| What the task requires |
Rewrite all of the records with "Merlin" switched to "Morgana" and everything else unchanged. Leave the pictures out.

[Records contained in a dataset]
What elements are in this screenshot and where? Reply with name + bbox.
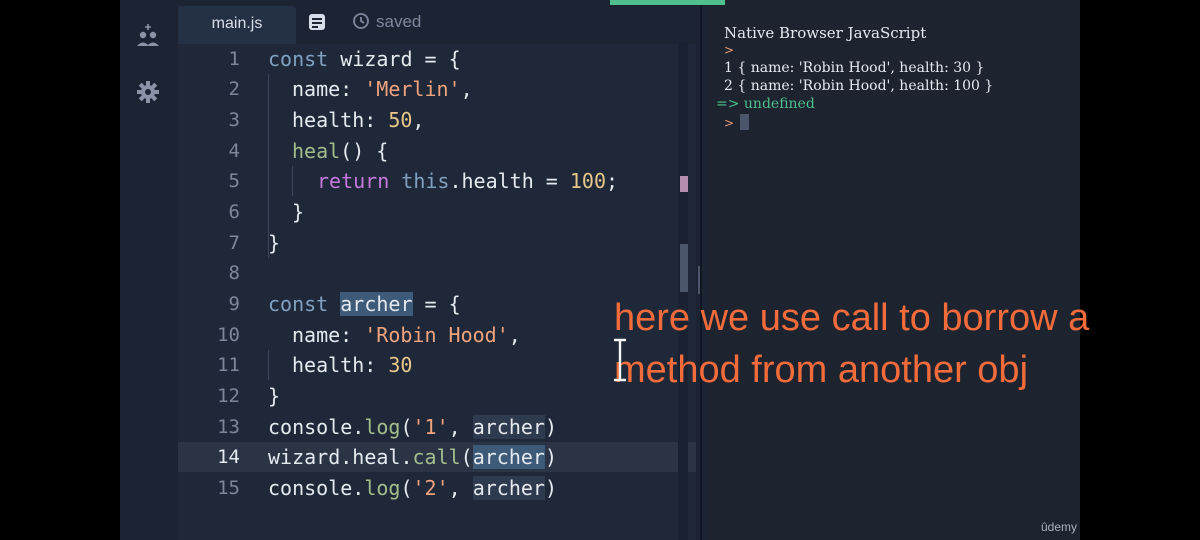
line-number: 15: [217, 477, 240, 499]
code-line: 5 return this.health = 100;: [178, 166, 696, 196]
scrollbar-thumb[interactable]: [680, 244, 688, 292]
console-prompt: >: [724, 43, 735, 57]
console-title: Native Browser JavaScript: [724, 24, 927, 42]
code-line: 13 console.log('1', archer): [178, 412, 696, 442]
repl-app: main.js saved 1 const wizard = { 2 name:…: [120, 0, 1080, 540]
udemy-watermark: ûdemy: [1041, 520, 1078, 534]
line-number: 2: [228, 78, 240, 100]
code-line: 8: [178, 258, 696, 288]
line-number: 5: [228, 170, 240, 192]
line-number: 4: [228, 140, 240, 162]
code-line: 3 health: 50,: [178, 105, 696, 135]
code-text: console.log('2', archer): [268, 476, 558, 500]
code-line: 1 const wizard = {: [178, 44, 696, 74]
line-number: 11: [217, 354, 240, 376]
line-number: 9: [228, 293, 240, 315]
code-text: name: 'Merlin',: [292, 77, 473, 101]
line-number: 6: [228, 201, 240, 223]
console-cursor: [740, 114, 750, 130]
code-line: 2 name: 'Merlin',: [178, 74, 696, 104]
line-number: 10: [217, 324, 240, 346]
save-status-label: saved: [376, 12, 422, 31]
code-text: }: [268, 384, 281, 408]
line-number: 7: [228, 232, 240, 254]
gear-icon[interactable]: [134, 78, 162, 106]
code-line: 4 heal() {: [178, 136, 696, 166]
code-text: heal() {: [292, 139, 389, 163]
overlay-annotation: here we use call to borrow a method from…: [614, 297, 1090, 391]
line-number: 8: [228, 262, 240, 284]
line-number: 3: [228, 109, 240, 131]
code-text: name: 'Robin Hood',: [292, 323, 521, 347]
line-number: 14: [217, 446, 240, 468]
code-text: health: 50,: [292, 108, 425, 132]
code-line-current: 14 wizard.heal.call(archer): [178, 442, 696, 472]
console-tab-indicator: [610, 0, 725, 5]
code-text: }: [268, 231, 281, 255]
code-text: health: 30: [292, 353, 413, 377]
pane-divider[interactable]: [700, 0, 702, 540]
line-number: 1: [228, 48, 240, 70]
activity-bar: [120, 0, 175, 540]
code-line: 15 console.log('2', archer): [178, 473, 696, 503]
console-output: 2 { name: 'Robin Hood', health: 100 }: [724, 78, 994, 94]
save-status: saved: [352, 12, 421, 32]
code-text: console.log('1', archer): [268, 415, 558, 439]
code-line: 7 }: [178, 228, 696, 258]
scrollbar-marker: [680, 176, 688, 192]
tab-main-js[interactable]: main.js: [178, 6, 296, 44]
code-line: 6 }: [178, 197, 696, 227]
console-input-line[interactable]: >: [724, 114, 750, 131]
editor-tab-bar: main.js saved: [178, 0, 696, 44]
pane-divider-handle[interactable]: [698, 266, 700, 294]
document-icon[interactable]: [308, 13, 326, 31]
line-number: 12: [217, 385, 240, 407]
history-icon: [353, 13, 369, 29]
text-cursor-icon: [614, 338, 626, 382]
console-return: => undefined: [716, 96, 815, 112]
console-pane[interactable]: Native Browser JavaScript > 1 { name: 'R…: [708, 0, 1080, 540]
line-number: 13: [217, 416, 240, 438]
code-text: wizard.heal.call(archer): [268, 445, 558, 469]
add-users-icon[interactable]: [134, 22, 162, 50]
code-text: }: [292, 200, 305, 224]
code-text: const archer = {: [268, 292, 461, 316]
code-text: return this.health = 100;: [317, 169, 619, 193]
code-text: const wizard = {: [268, 47, 461, 71]
console-output: 1 { name: 'Robin Hood', health: 30 }: [724, 60, 985, 76]
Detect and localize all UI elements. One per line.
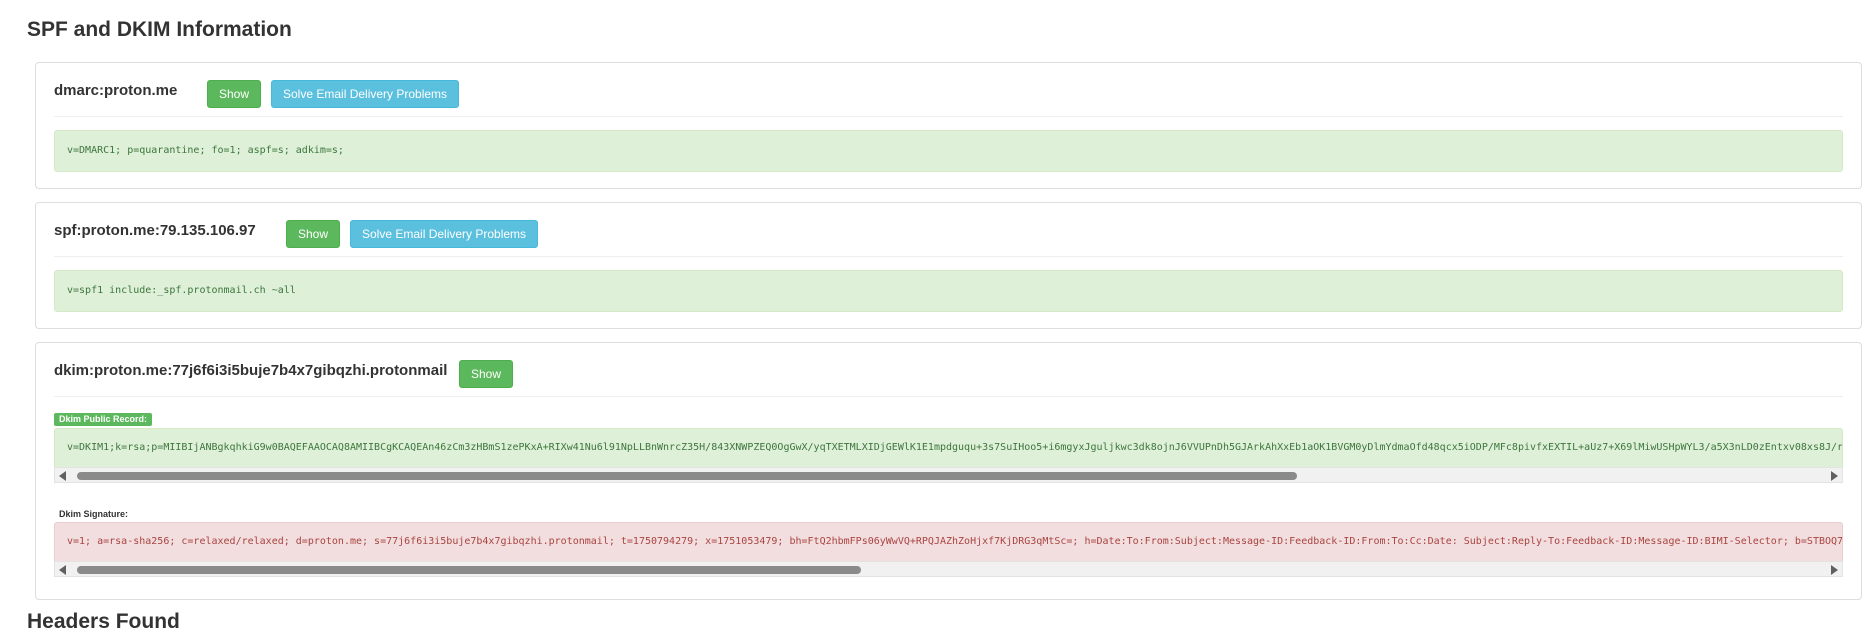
scroll-right-arrow-icon[interactable]	[1831, 471, 1838, 481]
dkim-public-record-scrollbar[interactable]	[54, 467, 1843, 483]
dmarc-solve-problems-button[interactable]: Solve Email Delivery Problems	[271, 80, 460, 108]
dmarc-show-button[interactable]: Show	[207, 80, 262, 108]
dmarc-panel: dmarc:proton.me Show Solve Email Deliver…	[35, 62, 1862, 189]
scroll-thumb[interactable]	[77, 472, 1297, 480]
dkim-record-title: dkim:proton.me:77j6f6i3i5buje7b4x7gibqzh…	[54, 362, 448, 379]
headers-found-title: Headers Found	[27, 610, 180, 633]
spf-solve-problems-button[interactable]: Solve Email Delivery Problems	[350, 220, 539, 248]
spf-panel-header: spf:proton.me:79.135.106.97 Show Solve E…	[54, 203, 1843, 257]
spf-record-title: spf:proton.me:79.135.106.97	[54, 222, 256, 239]
dkim-panel-header: dkim:proton.me:77j6f6i3i5buje7b4x7gibqzh…	[54, 343, 1843, 397]
scroll-right-arrow-icon[interactable]	[1831, 565, 1838, 575]
dkim-public-record-value: v=DKIM1;k=rsa;p=MIIBIjANBgkqhkiG9w0BAQEF…	[54, 428, 1843, 467]
scroll-left-arrow-icon[interactable]	[59, 565, 66, 575]
dkim-signature-label: Dkim Signature:	[59, 509, 129, 519]
spf-record-value: v=spf1 include:_spf.protonmail.ch ~all	[54, 270, 1843, 312]
scroll-left-arrow-icon[interactable]	[59, 471, 66, 481]
dmarc-record-title: dmarc:proton.me	[54, 82, 178, 99]
dmarc-record-value: v=DMARC1; p=quarantine; fo=1; aspf=s; ad…	[54, 130, 1843, 172]
dmarc-panel-header: dmarc:proton.me Show Solve Email Deliver…	[54, 63, 1843, 117]
dkim-show-button[interactable]: Show	[459, 360, 514, 388]
spf-panel: spf:proton.me:79.135.106.97 Show Solve E…	[35, 202, 1862, 329]
dkim-panel: dkim:proton.me:77j6f6i3i5buje7b4x7gibqzh…	[35, 342, 1862, 600]
dkim-signature-value: v=1; a=rsa-sha256; c=relaxed/relaxed; d=…	[54, 522, 1843, 561]
page-title: SPF and DKIM Information	[27, 18, 292, 41]
dkim-public-record-label: Dkim Public Record:	[54, 413, 153, 426]
scroll-thumb[interactable]	[77, 566, 861, 574]
dkim-signature-scrollbar[interactable]	[54, 561, 1843, 577]
spf-show-button[interactable]: Show	[286, 220, 341, 248]
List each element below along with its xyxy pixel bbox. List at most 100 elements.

| Task answer |
What elements are in this screenshot and where? Reply with name + bbox.
line-number: 15: [217, 477, 240, 499]
code-line: 5 return this.health = 100;: [178, 166, 696, 196]
scrollbar-thumb[interactable]: [680, 244, 688, 292]
console-prompt: >: [724, 43, 735, 57]
console-title: Native Browser JavaScript: [724, 24, 927, 42]
code-line: 13 console.log('1', archer): [178, 412, 696, 442]
repl-app: main.js saved 1 const wizard = { 2 name:…: [120, 0, 1080, 540]
udemy-watermark: ûdemy: [1041, 520, 1078, 534]
line-number: 2: [228, 78, 240, 100]
code-line: 8: [178, 258, 696, 288]
line-number: 5: [228, 170, 240, 192]
line-number: 4: [228, 140, 240, 162]
code-line: 3 health: 50,: [178, 105, 696, 135]
code-text: console.log('2', archer): [268, 476, 558, 500]
code-line: 1 const wizard = {: [178, 44, 696, 74]
line-number: 11: [217, 354, 240, 376]
line-number: 9: [228, 293, 240, 315]
code-text: name: 'Morgana',: [292, 77, 473, 101]
line-number: 6: [228, 201, 240, 223]
console-cursor: [740, 114, 750, 130]
code-line: 2 name: 'Morgana',: [178, 74, 696, 104]
line-number: 10: [217, 324, 240, 346]
save-status-label: saved: [376, 12, 422, 31]
code-text: }: [268, 384, 281, 408]
line-number: 7: [228, 232, 240, 254]
gear-icon[interactable]: [134, 78, 162, 106]
code-line: 4 heal() {: [178, 136, 696, 166]
code-text: heal() {: [292, 139, 389, 163]
overlay-annotation: here we use call to borrow a method from…: [614, 297, 1090, 391]
line-number: 8: [228, 262, 240, 284]
line-number: 3: [228, 109, 240, 131]
code-text: name: 'Robin Hood',: [292, 323, 521, 347]
line-number: 14: [217, 446, 240, 468]
code-text: health: 50,: [292, 108, 425, 132]
code-line-current: 14 wizard.heal.call(archer): [178, 442, 696, 472]
console-tab-indicator: [610, 0, 725, 5]
code-text: }: [268, 231, 281, 255]
code-text: health: 30: [292, 353, 413, 377]
pane-divider[interactable]: [700, 0, 702, 540]
line-number: 1: [228, 48, 240, 70]
activity-bar: [120, 0, 175, 540]
code-line: 15 console.log('2', archer): [178, 473, 696, 503]
console-output: 2 { name: 'Robin Hood', health: 100 }: [724, 78, 994, 94]
save-status: saved: [352, 12, 421, 32]
code-text: console.log('1', archer): [268, 415, 558, 439]
code-line: 7 }: [178, 228, 696, 258]
scrollbar-marker: [680, 176, 688, 192]
tab-main-js[interactable]: main.js: [178, 6, 296, 44]
code-line: 6 }: [178, 197, 696, 227]
console-input-line[interactable]: >: [724, 114, 750, 131]
editor-tab-bar: main.js saved: [178, 0, 696, 44]
pane-divider-handle[interactable]: [698, 266, 700, 294]
document-icon[interactable]: [308, 13, 326, 31]
line-number: 12: [217, 385, 240, 407]
history-icon: [353, 13, 369, 29]
text-cursor-icon: [614, 338, 626, 382]
console-return: => undefined: [716, 96, 815, 112]
console-pane[interactable]: Native Browser JavaScript > 1 { name: 'R…: [708, 0, 1080, 540]
line-number: 13: [217, 416, 240, 438]
code-text: wizard.heal.call(archer): [268, 445, 558, 469]
add-users-icon[interactable]: [134, 22, 162, 50]
code-text: }: [292, 200, 305, 224]
code-text: const archer = {: [268, 292, 461, 316]
code-text: return this.health = 100;: [317, 169, 619, 193]
code-text: const wizard = {: [268, 47, 461, 71]
console-output: 1 { name: 'Robin Hood', health: 30 }: [724, 60, 985, 76]
Detect and localize all UI elements. One per line.
scroll-right-arrow-icon[interactable]	[1831, 471, 1838, 481]
dkim-public-record-scrollbar[interactable]	[54, 467, 1843, 483]
dmarc-solve-problems-button[interactable]: Solve Email Delivery Problems	[271, 80, 460, 108]
dmarc-show-button[interactable]: Show	[207, 80, 262, 108]
dmarc-panel: dmarc:proton.me Show Solve Email Deliver…	[35, 62, 1862, 189]
scroll-thumb[interactable]	[77, 472, 1297, 480]
dkim-record-title: dkim:proton.me:77j6f6i3i5buje7b4x7gibqzh…	[54, 362, 448, 379]
headers-found-title: Headers Found	[27, 610, 180, 633]
spf-solve-problems-button[interactable]: Solve Email Delivery Problems	[350, 220, 539, 248]
spf-panel-header: spf:proton.me:79.135.106.97 Show Solve E…	[54, 203, 1843, 257]
spf-record-title: spf:proton.me:79.135.106.97	[54, 222, 256, 239]
dkim-panel-header: dkim:proton.me:77j6f6i3i5buje7b4x7gibqzh…	[54, 343, 1843, 397]
scroll-right-arrow-icon[interactable]	[1831, 565, 1838, 575]
dkim-public-record-value: v=DKIM1;k=rsa;p=MIIBIjANBgkqhkiG9w0BAQEF…	[54, 428, 1843, 467]
scroll-left-arrow-icon[interactable]	[59, 565, 66, 575]
dkim-signature-label: Dkim Signature:	[59, 509, 129, 519]
spf-record-value: v=spf1 include:_spf.protonmail.ch ~all	[54, 270, 1843, 312]
scroll-left-arrow-icon[interactable]	[59, 471, 66, 481]
dmarc-record-title: dmarc:proton.me	[54, 82, 178, 99]
dmarc-record-value: v=DMARC1; p=quarantine; fo=1; aspf=s; ad…	[54, 130, 1843, 172]
dmarc-panel-header: dmarc:proton.me Show Solve Email Deliver…	[54, 63, 1843, 117]
dkim-show-button[interactable]: Show	[459, 360, 514, 388]
spf-panel: spf:proton.me:79.135.106.97 Show Solve E…	[35, 202, 1862, 329]
dkim-panel: dkim:proton.me:77j6f6i3i5buje7b4x7gibqzh…	[35, 342, 1862, 600]
dkim-signature-value: v=1; a=rsa-sha256; c=relaxed/relaxed; d=…	[54, 522, 1843, 561]
page-title: SPF and DKIM Information	[27, 18, 292, 41]
dkim-public-record-label: Dkim Public Record:	[54, 413, 153, 426]
scroll-thumb[interactable]	[77, 566, 861, 574]
dkim-signature-scrollbar[interactable]	[54, 561, 1843, 577]
spf-show-button[interactable]: Show	[286, 220, 341, 248]
List each element below along with its xyxy pixel bbox. List at most 100 elements.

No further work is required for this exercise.